◆ STATED PROBLEM ◆
Return, unchanged, the lines of the material below from the line with "submenu-item-compare-merge[interactable]: Сравнить, объединить" to the line with "command-bar [0,32,999,75]", including both of those lines.
►
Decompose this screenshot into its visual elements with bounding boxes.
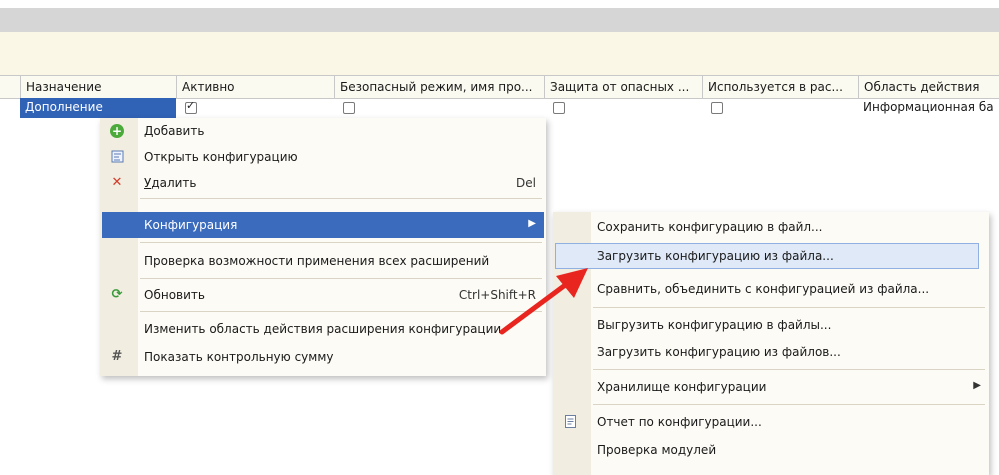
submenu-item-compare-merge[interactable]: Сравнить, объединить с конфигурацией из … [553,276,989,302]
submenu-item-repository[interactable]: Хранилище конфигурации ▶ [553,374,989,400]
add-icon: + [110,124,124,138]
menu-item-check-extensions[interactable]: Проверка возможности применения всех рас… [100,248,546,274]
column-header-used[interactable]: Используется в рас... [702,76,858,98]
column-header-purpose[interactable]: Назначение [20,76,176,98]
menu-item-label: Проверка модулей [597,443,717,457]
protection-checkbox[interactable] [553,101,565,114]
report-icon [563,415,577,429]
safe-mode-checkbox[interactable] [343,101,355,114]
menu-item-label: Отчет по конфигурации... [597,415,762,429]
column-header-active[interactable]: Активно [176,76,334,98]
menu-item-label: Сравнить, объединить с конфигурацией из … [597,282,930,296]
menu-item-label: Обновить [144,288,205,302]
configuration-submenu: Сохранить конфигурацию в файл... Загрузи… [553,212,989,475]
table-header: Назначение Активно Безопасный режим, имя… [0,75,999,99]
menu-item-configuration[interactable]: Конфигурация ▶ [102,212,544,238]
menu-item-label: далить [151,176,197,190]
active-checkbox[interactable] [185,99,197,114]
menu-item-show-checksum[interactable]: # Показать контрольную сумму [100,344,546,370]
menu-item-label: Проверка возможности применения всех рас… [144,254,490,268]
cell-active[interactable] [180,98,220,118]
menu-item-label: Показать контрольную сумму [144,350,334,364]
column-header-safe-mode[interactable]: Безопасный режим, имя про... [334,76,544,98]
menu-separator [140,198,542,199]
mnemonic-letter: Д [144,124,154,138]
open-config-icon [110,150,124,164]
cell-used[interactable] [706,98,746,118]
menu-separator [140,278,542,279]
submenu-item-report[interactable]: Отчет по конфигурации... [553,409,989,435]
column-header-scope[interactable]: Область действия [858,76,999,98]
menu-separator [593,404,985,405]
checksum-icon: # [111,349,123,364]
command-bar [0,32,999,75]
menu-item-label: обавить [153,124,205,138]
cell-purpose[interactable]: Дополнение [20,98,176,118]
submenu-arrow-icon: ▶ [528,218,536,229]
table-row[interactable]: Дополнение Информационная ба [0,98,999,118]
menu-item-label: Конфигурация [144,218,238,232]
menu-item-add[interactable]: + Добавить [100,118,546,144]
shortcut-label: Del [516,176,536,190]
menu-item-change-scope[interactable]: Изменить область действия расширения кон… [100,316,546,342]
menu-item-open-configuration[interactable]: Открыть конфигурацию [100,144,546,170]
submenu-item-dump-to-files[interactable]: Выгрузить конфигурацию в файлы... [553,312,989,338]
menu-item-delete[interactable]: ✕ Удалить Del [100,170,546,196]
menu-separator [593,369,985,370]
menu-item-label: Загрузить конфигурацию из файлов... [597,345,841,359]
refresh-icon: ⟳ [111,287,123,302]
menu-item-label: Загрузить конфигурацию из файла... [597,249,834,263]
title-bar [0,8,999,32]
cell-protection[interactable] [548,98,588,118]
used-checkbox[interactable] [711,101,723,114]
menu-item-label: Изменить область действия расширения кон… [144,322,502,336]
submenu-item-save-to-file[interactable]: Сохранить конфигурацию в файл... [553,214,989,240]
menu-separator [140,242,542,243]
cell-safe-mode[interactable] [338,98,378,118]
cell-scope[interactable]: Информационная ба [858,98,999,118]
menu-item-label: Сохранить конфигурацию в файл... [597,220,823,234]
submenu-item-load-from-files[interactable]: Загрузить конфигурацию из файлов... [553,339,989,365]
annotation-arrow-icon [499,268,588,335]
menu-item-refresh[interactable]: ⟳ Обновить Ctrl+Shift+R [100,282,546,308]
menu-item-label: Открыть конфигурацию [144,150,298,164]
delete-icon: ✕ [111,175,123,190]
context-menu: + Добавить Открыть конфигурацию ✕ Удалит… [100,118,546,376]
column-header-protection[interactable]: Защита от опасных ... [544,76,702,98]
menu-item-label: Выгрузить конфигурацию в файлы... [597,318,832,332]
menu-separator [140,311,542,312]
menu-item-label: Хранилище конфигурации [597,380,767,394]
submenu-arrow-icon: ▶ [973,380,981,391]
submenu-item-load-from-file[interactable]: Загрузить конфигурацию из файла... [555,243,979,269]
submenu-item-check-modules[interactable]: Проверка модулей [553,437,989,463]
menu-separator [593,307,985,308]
◄
►
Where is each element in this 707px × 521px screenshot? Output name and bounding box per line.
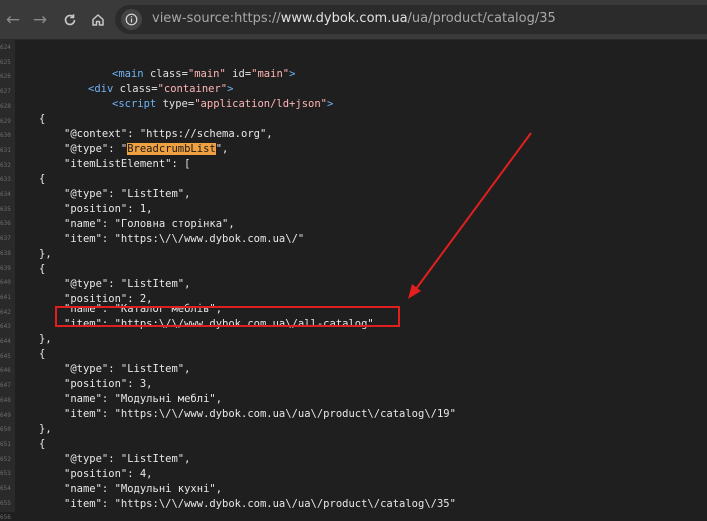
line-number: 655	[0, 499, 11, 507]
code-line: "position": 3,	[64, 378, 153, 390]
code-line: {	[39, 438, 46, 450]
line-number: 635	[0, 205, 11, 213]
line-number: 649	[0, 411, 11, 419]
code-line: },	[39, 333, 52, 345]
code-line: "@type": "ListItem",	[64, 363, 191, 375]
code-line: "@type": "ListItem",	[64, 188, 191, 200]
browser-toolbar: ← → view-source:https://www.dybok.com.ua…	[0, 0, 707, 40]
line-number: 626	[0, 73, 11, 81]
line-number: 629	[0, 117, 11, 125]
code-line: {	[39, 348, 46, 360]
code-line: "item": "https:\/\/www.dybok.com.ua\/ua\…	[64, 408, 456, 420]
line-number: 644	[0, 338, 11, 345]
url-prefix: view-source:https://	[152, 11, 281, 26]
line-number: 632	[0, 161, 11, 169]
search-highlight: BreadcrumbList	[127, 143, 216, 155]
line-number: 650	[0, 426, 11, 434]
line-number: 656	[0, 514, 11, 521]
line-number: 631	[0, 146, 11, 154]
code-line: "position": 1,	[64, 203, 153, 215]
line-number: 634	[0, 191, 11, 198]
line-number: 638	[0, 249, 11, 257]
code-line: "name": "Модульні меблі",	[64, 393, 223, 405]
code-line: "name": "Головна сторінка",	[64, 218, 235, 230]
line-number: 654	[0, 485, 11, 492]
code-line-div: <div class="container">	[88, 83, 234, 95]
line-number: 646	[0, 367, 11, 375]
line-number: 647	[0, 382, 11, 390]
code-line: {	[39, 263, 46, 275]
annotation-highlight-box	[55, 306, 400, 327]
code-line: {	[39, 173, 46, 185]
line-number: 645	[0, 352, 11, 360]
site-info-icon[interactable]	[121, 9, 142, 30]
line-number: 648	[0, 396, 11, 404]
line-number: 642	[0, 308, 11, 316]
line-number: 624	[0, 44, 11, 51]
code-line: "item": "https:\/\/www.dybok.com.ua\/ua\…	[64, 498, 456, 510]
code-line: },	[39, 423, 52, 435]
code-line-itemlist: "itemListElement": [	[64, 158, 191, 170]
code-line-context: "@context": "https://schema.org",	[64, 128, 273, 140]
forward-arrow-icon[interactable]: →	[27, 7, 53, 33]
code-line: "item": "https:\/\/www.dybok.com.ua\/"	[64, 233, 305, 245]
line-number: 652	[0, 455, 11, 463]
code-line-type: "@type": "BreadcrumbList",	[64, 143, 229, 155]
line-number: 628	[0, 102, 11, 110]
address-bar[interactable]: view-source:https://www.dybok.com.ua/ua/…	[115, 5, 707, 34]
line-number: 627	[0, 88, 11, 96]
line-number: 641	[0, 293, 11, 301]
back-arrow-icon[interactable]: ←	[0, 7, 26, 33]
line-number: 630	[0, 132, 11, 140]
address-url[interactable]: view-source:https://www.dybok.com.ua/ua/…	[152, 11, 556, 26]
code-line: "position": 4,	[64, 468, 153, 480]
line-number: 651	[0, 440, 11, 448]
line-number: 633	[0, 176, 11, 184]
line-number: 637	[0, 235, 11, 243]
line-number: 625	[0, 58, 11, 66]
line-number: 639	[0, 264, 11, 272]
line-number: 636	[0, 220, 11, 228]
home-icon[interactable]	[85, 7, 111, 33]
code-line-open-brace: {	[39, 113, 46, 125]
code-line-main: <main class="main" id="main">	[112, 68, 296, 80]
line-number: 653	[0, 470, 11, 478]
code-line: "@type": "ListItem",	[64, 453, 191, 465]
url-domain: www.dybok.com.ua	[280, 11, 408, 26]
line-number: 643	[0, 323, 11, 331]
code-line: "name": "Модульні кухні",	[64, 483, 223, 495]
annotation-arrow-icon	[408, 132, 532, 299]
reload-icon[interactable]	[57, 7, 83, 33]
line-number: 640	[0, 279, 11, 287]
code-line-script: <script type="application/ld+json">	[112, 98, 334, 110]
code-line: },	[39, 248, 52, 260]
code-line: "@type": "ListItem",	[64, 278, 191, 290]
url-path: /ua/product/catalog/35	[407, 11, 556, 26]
◄
◆ ANSWER TO THE EXERCISE ◆
submenu-item-compare-merge[interactable]: Сравнить, объединить с конфигурацией из … [553,276,989,302]
submenu-item-repository[interactable]: Хранилище конфигурации ▶ [553,374,989,400]
add-icon: + [110,124,124,138]
menu-item-check-extensions[interactable]: Проверка возможности применения всех рас… [100,248,546,274]
column-header-used[interactable]: Используется в рас... [702,76,858,98]
column-header-purpose[interactable]: Назначение [20,76,176,98]
menu-item-label: Проверка модулей [597,443,717,457]
protection-checkbox[interactable] [553,101,565,114]
report-icon [563,415,577,429]
safe-mode-checkbox[interactable] [343,101,355,114]
menu-item-label: Отчет по конфигурации... [597,415,762,429]
column-header-active[interactable]: Активно [176,76,334,98]
menu-item-label: Сравнить, объединить с конфигурацией из … [597,282,930,296]
menu-item-label: Обновить [144,288,205,302]
configuration-submenu: Сохранить конфигурацию в файл... Загрузи… [553,212,989,475]
table-header: Назначение Активно Безопасный режим, имя… [0,75,999,99]
menu-item-configuration[interactable]: Конфигурация ▶ [102,212,544,238]
menu-item-label: далить [151,176,197,190]
active-checkbox[interactable] [185,99,197,114]
menu-item-show-checksum[interactable]: # Показать контрольную сумму [100,344,546,370]
menu-item-label: Проверка возможности применения всех рас… [144,254,490,268]
cell-active[interactable] [180,98,220,118]
menu-item-label: Показать контрольную сумму [144,350,334,364]
column-header-safe-mode[interactable]: Безопасный режим, имя про... [334,76,544,98]
menu-separator [140,198,542,199]
mnemonic-letter: Д [144,124,154,138]
open-config-icon [110,150,124,164]
cell-used[interactable] [706,98,746,118]
menu-separator [140,278,542,279]
submenu-item-report[interactable]: Отчет по конфигурации... [553,409,989,435]
column-header-scope[interactable]: Область действия [858,76,999,98]
menu-separator [593,404,985,405]
checksum-icon: # [111,349,123,364]
command-bar [0,32,999,75]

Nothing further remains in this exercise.